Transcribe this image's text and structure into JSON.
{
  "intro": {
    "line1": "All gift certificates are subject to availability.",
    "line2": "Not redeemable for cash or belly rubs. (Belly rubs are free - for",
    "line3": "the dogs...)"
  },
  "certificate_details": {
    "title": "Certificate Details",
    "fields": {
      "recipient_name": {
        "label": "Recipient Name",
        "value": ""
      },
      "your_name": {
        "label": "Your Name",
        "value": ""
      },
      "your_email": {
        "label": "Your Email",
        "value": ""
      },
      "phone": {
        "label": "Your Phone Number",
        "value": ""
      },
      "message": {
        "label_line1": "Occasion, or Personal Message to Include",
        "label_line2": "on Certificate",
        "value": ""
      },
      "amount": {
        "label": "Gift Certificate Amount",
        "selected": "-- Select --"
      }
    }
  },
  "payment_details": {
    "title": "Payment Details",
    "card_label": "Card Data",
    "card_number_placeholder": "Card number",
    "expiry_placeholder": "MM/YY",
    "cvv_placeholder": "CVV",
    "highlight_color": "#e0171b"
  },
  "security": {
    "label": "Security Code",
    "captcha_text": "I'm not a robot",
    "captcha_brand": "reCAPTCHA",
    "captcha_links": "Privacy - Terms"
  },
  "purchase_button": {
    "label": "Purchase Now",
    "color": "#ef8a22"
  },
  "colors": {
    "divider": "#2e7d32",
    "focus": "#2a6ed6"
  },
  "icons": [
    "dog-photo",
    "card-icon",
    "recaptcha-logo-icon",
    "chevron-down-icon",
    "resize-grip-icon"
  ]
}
════════════════
### Task goal
Once more, set down the full listing, verbatim.

### Solution
Transcribe this image's text and structure into JSON.
{
  "intro": {
    "line1": "All gift certificates are subject to availability.",
    "line2": "Not redeemable for cash or belly rubs. (Belly rubs are free - for",
    "line3": "the dogs...)"
  },
  "certificate_details": {
    "title": "Certificate Details",
    "fields": {
      "recipient_name": {
        "label": "Recipient Name",
        "value": ""
      },
      "your_name": {
        "label": "Your Name",
        "value": ""
      },
      "your_email": {
        "label": "Your Email",
        "value": ""
      },
      "phone": {
        "label": "Your Phone Number",
        "value": ""
      },
      "message": {
        "label_line1": "Occasion, or Personal Message to Include",
        "label_line2": "on Certificate",
        "value": ""
      },
      "amount": {
        "label": "Gift Certificate Amount",
        "selected": "-- Select --"
      }
    }
  },
  "payment_details": {
    "title": "Payment Details",
    "card_label": "Card Data",
    "card_number_placeholder": "Card number",
    "expiry_placeholder": "MM/YY",
    "cvv_placeholder": "CVV",
    "highlight_color": "#e0171b"
  },
  "security": {
    "label": "Security Code",
    "captcha_text": "I'm not a robot",
    "captcha_brand": "reCAPTCHA",
    "captcha_links": "Privacy - Terms"
  },
  "purchase_button": {
    "label": "Purchase Now",
    "color": "#ef8a22"
  },
  "colors": {
    "divider": "#2e7d32",
    "focus": "#2a6ed6"
  },
  "icons": [
    "dog-photo",
    "card-icon",
    "recaptcha-logo-icon",
    "chevron-down-icon",
    "resize-grip-icon"
  ]
}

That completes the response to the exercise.